Written problem: Copy all lines of the listing that include the string "仔细履行职责".

-- start --

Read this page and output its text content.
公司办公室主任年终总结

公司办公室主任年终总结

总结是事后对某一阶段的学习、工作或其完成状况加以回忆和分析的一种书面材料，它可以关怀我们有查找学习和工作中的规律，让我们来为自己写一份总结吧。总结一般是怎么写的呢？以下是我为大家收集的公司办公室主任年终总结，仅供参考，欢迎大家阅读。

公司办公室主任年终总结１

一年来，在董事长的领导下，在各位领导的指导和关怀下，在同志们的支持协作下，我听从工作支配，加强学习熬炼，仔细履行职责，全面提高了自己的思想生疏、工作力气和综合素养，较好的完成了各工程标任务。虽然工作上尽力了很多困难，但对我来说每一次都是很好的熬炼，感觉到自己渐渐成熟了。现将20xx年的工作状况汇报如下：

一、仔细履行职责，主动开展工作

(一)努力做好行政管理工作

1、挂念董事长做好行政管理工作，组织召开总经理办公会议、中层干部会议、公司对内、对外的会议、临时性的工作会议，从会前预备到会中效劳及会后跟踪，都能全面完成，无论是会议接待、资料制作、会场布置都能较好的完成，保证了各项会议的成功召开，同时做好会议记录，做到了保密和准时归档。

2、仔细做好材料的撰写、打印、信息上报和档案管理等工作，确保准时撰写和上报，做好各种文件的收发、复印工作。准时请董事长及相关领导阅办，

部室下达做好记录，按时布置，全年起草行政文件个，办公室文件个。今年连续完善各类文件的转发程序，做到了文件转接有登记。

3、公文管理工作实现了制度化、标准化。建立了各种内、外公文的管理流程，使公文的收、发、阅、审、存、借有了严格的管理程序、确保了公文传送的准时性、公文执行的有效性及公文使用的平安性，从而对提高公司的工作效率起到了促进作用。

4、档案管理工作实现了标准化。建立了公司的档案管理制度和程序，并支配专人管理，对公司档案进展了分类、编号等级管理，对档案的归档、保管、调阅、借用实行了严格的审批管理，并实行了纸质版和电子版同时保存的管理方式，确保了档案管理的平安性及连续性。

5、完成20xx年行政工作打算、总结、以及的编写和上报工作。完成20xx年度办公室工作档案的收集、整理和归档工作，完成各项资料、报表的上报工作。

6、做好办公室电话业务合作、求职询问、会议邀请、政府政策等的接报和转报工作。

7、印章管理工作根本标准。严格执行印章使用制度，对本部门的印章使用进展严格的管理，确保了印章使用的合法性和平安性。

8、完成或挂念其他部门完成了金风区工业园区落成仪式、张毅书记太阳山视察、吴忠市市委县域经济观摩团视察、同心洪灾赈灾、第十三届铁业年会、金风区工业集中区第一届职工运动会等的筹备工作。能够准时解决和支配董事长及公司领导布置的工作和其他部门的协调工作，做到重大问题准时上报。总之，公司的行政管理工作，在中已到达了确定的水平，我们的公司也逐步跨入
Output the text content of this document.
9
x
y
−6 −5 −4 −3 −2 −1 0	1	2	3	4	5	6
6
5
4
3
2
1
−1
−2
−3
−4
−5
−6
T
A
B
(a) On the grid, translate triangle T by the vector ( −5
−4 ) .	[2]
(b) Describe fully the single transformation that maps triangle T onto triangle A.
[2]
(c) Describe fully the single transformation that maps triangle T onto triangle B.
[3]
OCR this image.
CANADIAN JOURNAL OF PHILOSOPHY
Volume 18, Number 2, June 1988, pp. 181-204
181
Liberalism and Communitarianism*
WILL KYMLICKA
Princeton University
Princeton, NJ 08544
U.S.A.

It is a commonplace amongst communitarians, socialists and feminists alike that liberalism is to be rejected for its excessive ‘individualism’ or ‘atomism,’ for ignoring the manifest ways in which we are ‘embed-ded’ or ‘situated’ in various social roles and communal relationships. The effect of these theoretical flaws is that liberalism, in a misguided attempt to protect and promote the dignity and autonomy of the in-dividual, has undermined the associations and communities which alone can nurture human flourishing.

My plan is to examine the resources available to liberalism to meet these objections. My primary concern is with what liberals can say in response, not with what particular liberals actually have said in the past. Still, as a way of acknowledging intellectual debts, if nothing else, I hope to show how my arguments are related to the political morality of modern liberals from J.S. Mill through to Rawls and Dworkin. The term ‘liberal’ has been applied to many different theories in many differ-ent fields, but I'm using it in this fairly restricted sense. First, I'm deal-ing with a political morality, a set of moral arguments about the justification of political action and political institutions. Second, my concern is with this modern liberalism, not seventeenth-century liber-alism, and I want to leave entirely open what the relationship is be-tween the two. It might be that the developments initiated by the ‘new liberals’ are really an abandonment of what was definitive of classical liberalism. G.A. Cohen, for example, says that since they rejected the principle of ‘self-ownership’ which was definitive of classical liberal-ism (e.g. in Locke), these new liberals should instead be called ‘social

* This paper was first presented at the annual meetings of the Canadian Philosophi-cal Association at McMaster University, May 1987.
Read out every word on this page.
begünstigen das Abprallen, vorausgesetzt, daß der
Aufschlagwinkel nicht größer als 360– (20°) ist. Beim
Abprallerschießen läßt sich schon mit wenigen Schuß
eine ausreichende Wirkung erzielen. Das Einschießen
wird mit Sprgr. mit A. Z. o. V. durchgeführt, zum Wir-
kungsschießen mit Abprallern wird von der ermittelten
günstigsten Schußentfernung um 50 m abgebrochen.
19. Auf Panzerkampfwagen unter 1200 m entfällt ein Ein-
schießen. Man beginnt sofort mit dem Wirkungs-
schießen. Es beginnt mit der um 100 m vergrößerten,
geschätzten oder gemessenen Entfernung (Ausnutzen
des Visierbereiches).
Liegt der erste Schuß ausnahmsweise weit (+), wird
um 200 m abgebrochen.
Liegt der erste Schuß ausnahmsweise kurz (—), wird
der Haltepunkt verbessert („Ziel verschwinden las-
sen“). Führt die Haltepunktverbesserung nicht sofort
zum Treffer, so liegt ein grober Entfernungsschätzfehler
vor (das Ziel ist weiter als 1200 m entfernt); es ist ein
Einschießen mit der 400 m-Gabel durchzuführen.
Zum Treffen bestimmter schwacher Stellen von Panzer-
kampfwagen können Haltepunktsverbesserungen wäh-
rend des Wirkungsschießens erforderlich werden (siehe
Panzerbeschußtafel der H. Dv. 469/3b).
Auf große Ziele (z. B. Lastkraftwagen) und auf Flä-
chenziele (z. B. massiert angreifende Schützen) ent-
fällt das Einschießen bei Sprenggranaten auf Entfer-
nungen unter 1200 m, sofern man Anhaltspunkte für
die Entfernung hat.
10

-- end --

Answer to the task:
一年来，在董事长的领导下，在各位领导的指导和关怀下，在同志们的支持协作下，我听从工作支配，加强学习熬炼，仔细履行职责，全面提高了自己的思想生疏、工作力气和综合素养，较好的完成了各工程标任务。虽然工作上尽力了很多困难，但对我来说每一次都是很好的熬炼，感觉到自己渐渐成熟了。现将20xx年的工作状况汇报如下：
一、仔细履行职责，主动开展工作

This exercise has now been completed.